-- Start of Source data --

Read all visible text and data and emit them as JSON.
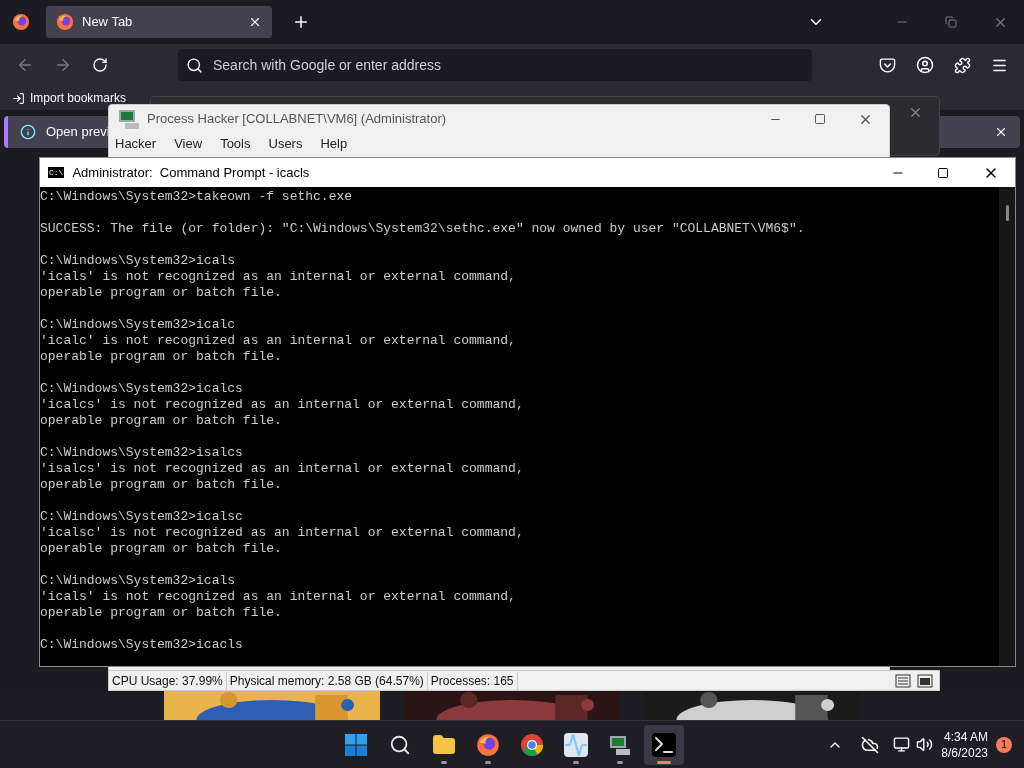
{
  "browser": {
    "tab": {
      "title": "New Tab",
      "selected": true
    },
    "address": {
      "placeholder": "Search with Google or enter address"
    },
    "bookmarks": [
      "Import bookmarks"
    ],
    "notice": "Open previ"
  },
  "process_hacker": {
    "title": "Process Hacker [COLLABNET\\VM6] (Administrator)",
    "menu": [
      "Hacker",
      "View",
      "Tools",
      "Users",
      "Help"
    ],
    "status": [
      "CPU Usage: 37.99%",
      "Physical memory: 2.58 GB (64.57%)",
      "Processes: 165"
    ]
  },
  "console": {
    "title": "Administrator:  Command Prompt - icacls",
    "icon": "C:\\",
    "blocks": [
      [
        "C:\\Windows\\System32>takeown -f sethc.exe"
      ],
      [
        "SUCCESS: The file (or folder): \"C:\\Windows\\System32\\sethc.exe\" now owned by user \"COLLABNET\\VM6$\"."
      ],
      [
        "C:\\Windows\\System32>icals",
        "'icals' is not recognized as an internal or external command,",
        "operable program or batch file."
      ],
      [
        "C:\\Windows\\System32>icalc",
        "'icalc' is not recognized as an internal or external command,",
        "operable program or batch file."
      ],
      [
        "C:\\Windows\\System32>icalcs",
        "'icalcs' is not recognized as an internal or external command,",
        "operable program or batch file."
      ],
      [
        "C:\\Windows\\System32>isalcs",
        "'isalcs' is not recognized as an internal or external command,",
        "operable program or batch file."
      ],
      [
        "C:\\Windows\\System32>icalsc",
        "'icalsc' is not recognized as an internal or external command,",
        "operable program or batch file."
      ],
      [
        "C:\\Windows\\System32>icals",
        "'icals' is not recognized as an internal or external command,",
        "operable program or batch file."
      ],
      [
        "C:\\Windows\\System32>icacls"
      ]
    ]
  },
  "taskbar": {
    "apps": [
      {
        "kind": "start",
        "running": false,
        "selected": false
      },
      {
        "kind": "search",
        "running": false,
        "selected": false
      },
      {
        "kind": "folder",
        "running": true,
        "selected": false
      },
      {
        "kind": "firefox",
        "running": true,
        "selected": false
      },
      {
        "kind": "chrome",
        "running": false,
        "selected": false
      },
      {
        "kind": "monitor",
        "running": true,
        "selected": false
      },
      {
        "kind": "hacker",
        "running": true,
        "selected": false
      },
      {
        "kind": "console",
        "running": true,
        "selected": true
      }
    ],
    "time": "4:34 AM",
    "date": "8/6/2023",
    "badge": "1"
  }
}
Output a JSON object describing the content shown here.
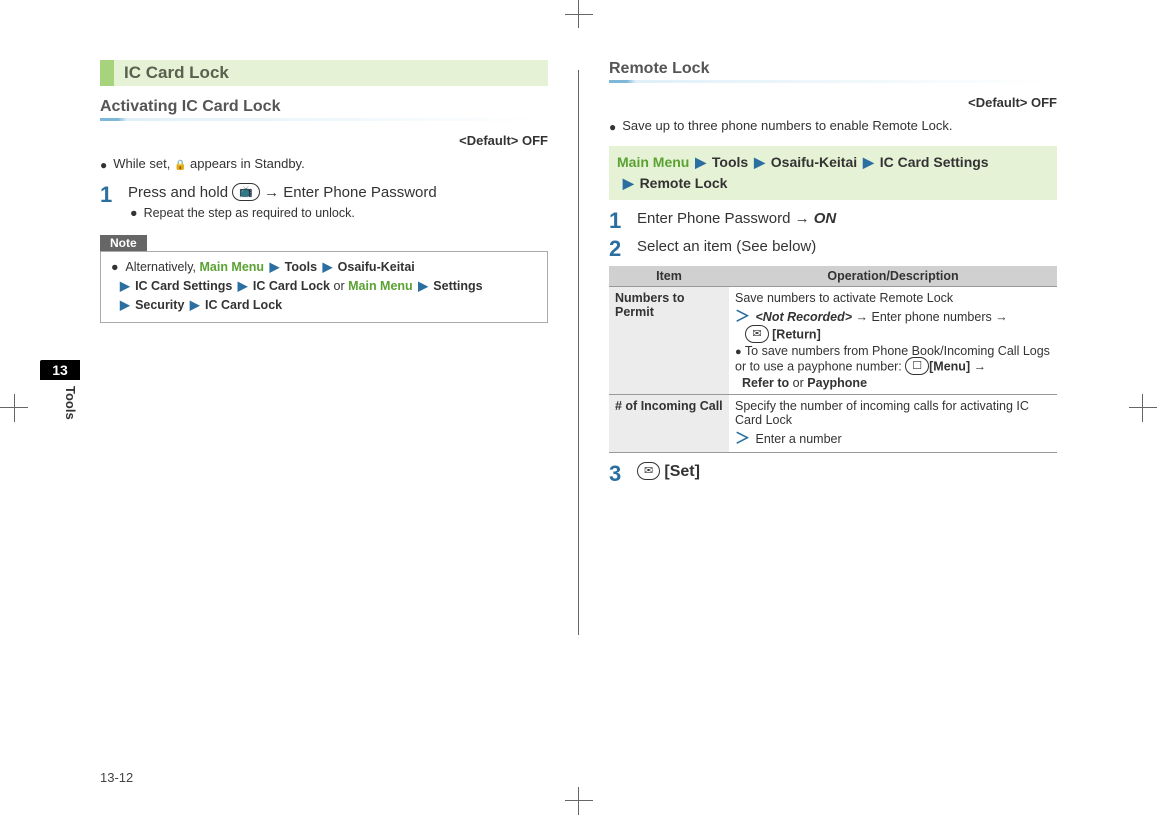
{
  "tab": {
    "number": "13",
    "label": "Tools"
  },
  "page_number": "13-12",
  "left": {
    "section_title": "IC Card Lock",
    "subsection_title": "Activating IC Card Lock",
    "default_label": "<Default> OFF",
    "bullet_set": "While set,",
    "bullet_set_suffix": "appears in Standby.",
    "step1": {
      "text_a": "Press and hold",
      "text_b": "→ Enter Phone Password",
      "sub": "Repeat the step as required to unlock."
    },
    "note_label": "Note",
    "note": {
      "prefix": "Alternatively,",
      "path1": {
        "a": "Main Menu",
        "b": "Tools",
        "c": "Osaifu-Keitai",
        "d": "IC Card Settings",
        "e": "IC Card Lock"
      },
      "or": "or",
      "path2": {
        "a": "Main Menu",
        "b": "Settings",
        "c": "Security",
        "d": "IC Card Lock"
      }
    }
  },
  "right": {
    "section_title": "Remote Lock",
    "default_label": "<Default> OFF",
    "bullet": "Save up to three phone numbers to enable Remote Lock.",
    "menu_path": {
      "a": "Main Menu",
      "b": "Tools",
      "c": "Osaifu-Keitai",
      "d": "IC Card Settings",
      "e": "Remote Lock"
    },
    "step1": {
      "text_a": "Enter Phone Password →",
      "on": "ON"
    },
    "step2": {
      "text": "Select an item (See below)"
    },
    "table": {
      "h1": "Item",
      "h2": "Operation/Description",
      "rows": [
        {
          "item": "Numbers to Permit",
          "desc_line1": "Save numbers to activate Remote Lock",
          "not_recorded": "<Not Recorded>",
          "desc_line2_a": "→ Enter phone numbers →",
          "return_btn": "[Return]",
          "desc_b1": "To save numbers from Phone Book/Incoming Call Logs or to use a payphone number:",
          "menu_btn": "[Menu]",
          "desc_b2": "→",
          "refer": "Refer to",
          "or": "or",
          "payphone": "Payphone"
        },
        {
          "item": "# of Incoming Call",
          "desc_line1": "Specify the number of incoming calls for activating IC Card Lock",
          "desc_line2": "Enter a number"
        }
      ]
    },
    "step3": {
      "set_btn": "[Set]"
    }
  }
}
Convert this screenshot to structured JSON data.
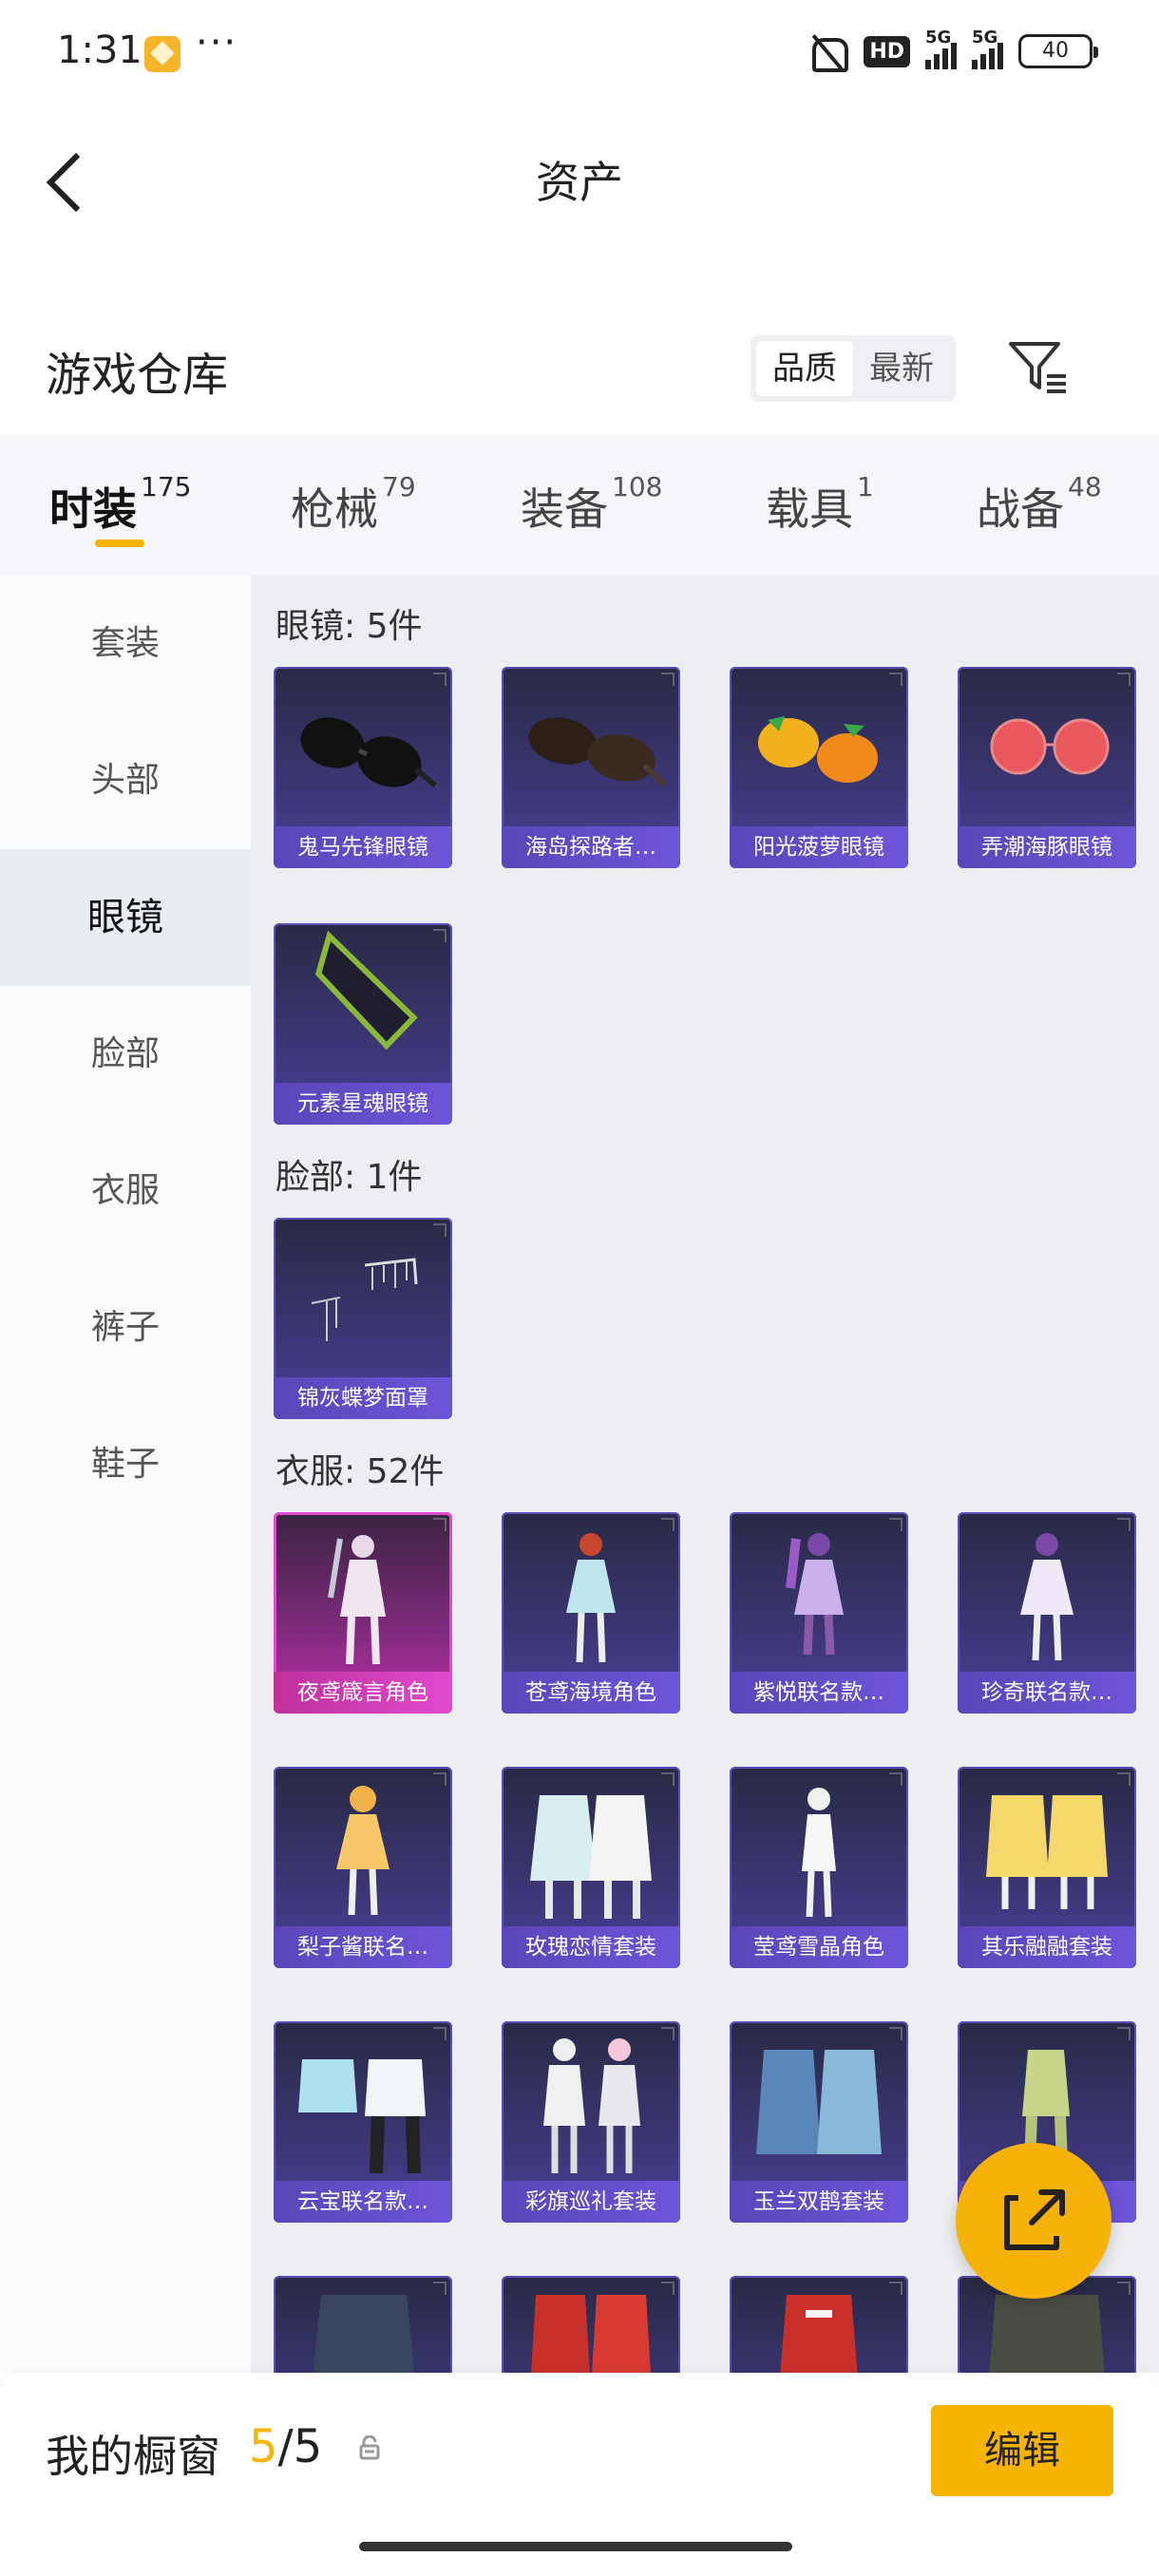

-- End of Source data --

- [What you should do]
Transcribe the records word for word and include no pictures.

- [Final result]
Read all visible text and data and emit them as JSON.
{
  "browser": {
    "tab": {
      "title": "New Tab",
      "selected": true
    },
    "address": {
      "placeholder": "Search with Google or enter address"
    },
    "bookmarks": [
      "Import bookmarks"
    ],
    "notice": "Open previ"
  },
  "process_hacker": {
    "title": "Process Hacker [COLLABNET\\VM6] (Administrator)",
    "menu": [
      "Hacker",
      "View",
      "Tools",
      "Users",
      "Help"
    ],
    "status": [
      "CPU Usage: 37.99%",
      "Physical memory: 2.58 GB (64.57%)",
      "Processes: 165"
    ]
  },
  "console": {
    "title": "Administrator:  Command Prompt - icacls",
    "icon": "C:\\",
    "blocks": [
      [
        "C:\\Windows\\System32>takeown -f sethc.exe"
      ],
      [
        "SUCCESS: The file (or folder): \"C:\\Windows\\System32\\sethc.exe\" now owned by user \"COLLABNET\\VM6$\"."
      ],
      [
        "C:\\Windows\\System32>icals",
        "'icals' is not recognized as an internal or external command,",
        "operable program or batch file."
      ],
      [
        "C:\\Windows\\System32>icalc",
        "'icalc' is not recognized as an internal or external command,",
        "operable program or batch file."
      ],
      [
        "C:\\Windows\\System32>icalcs",
        "'icalcs' is not recognized as an internal or external command,",
        "operable program or batch file."
      ],
      [
        "C:\\Windows\\System32>isalcs",
        "'isalcs' is not recognized as an internal or external command,",
        "operable program or batch file."
      ],
      [
        "C:\\Windows\\System32>icalsc",
        "'icalsc' is not recognized as an internal or external command,",
        "operable program or batch file."
      ],
      [
        "C:\\Windows\\System32>icals",
        "'icals' is not recognized as an internal or external command,",
        "operable program or batch file."
      ],
      [
        "C:\\Windows\\System32>icacls"
      ]
    ]
  },
  "taskbar": {
    "apps": [
      {
        "kind": "start",
        "running": false,
        "selected": false
      },
      {
        "kind": "search",
        "running": false,
        "selected": false
      },
      {
        "kind": "folder",
        "running": true,
        "selected": false
      },
      {
        "kind": "firefox",
        "running": true,
        "selected": false
      },
      {
        "kind": "chrome",
        "running": false,
        "selected": false
      },
      {
        "kind": "monitor",
        "running": true,
        "selected": false
      },
      {
        "kind": "hacker",
        "running": true,
        "selected": false
      },
      {
        "kind": "console",
        "running": true,
        "selected": true
      }
    ],
    "time": "4:34 AM",
    "date": "8/6/2023",
    "badge": "1"
  }
}
Output a JSON object describing the content shown here.
{
  "tab": {
    "number": "13",
    "label": "Tools"
  },
  "page_number": "13-12",
  "left": {
    "section_title": "IC Card Lock",
    "subsection_title": "Activating IC Card Lock",
    "default_label": "<Default> OFF",
    "bullet_set": "While set,",
    "bullet_set_suffix": "appears in Standby.",
    "step1": {
      "text_a": "Press and hold",
      "text_b": "→ Enter Phone Password",
      "sub": "Repeat the step as required to unlock."
    },
    "note_label": "Note",
    "note": {
      "prefix": "Alternatively,",
      "path1": {
        "a": "Main Menu",
        "b": "Tools",
        "c": "Osaifu-Keitai",
        "d": "IC Card Settings",
        "e": "IC Card Lock"
      },
      "or": "or",
      "path2": {
        "a": "Main Menu",
        "b": "Settings",
        "c": "Security",
        "d": "IC Card Lock"
      }
    }
  },
  "right": {
    "section_title": "Remote Lock",
    "default_label": "<Default> OFF",
    "bullet": "Save up to three phone numbers to enable Remote Lock.",
    "menu_path": {
      "a": "Main Menu",
      "b": "Tools",
      "c": "Osaifu-Keitai",
      "d": "IC Card Settings",
      "e": "Remote Lock"
    },
    "step1": {
      "text_a": "Enter Phone Password →",
      "on": "ON"
    },
    "step2": {
      "text": "Select an item (See below)"
    },
    "table": {
      "h1": "Item",
      "h2": "Operation/Description",
      "rows": [
        {
          "item": "Numbers to Permit",
          "desc_line1": "Save numbers to activate Remote Lock",
          "not_recorded": "<Not Recorded>",
          "desc_line2_a": "→ Enter phone numbers →",
          "return_btn": "[Return]",
          "desc_b1": "To save numbers from Phone Book/Incoming Call Logs or to use a payphone number:",
          "menu_btn": "[Menu]",
          "desc_b2": "→",
          "refer": "Refer to",
          "or": "or",
          "payphone": "Payphone"
        },
        {
          "item": "# of Incoming Call",
          "desc_line1": "Specify the number of incoming calls for activating IC Card Lock",
          "desc_line2": "Enter a number"
        }
      ]
    },
    "step3": {
      "set_btn": "[Set]"
    }
  }
}
Convert this screenshot to structured JSON data.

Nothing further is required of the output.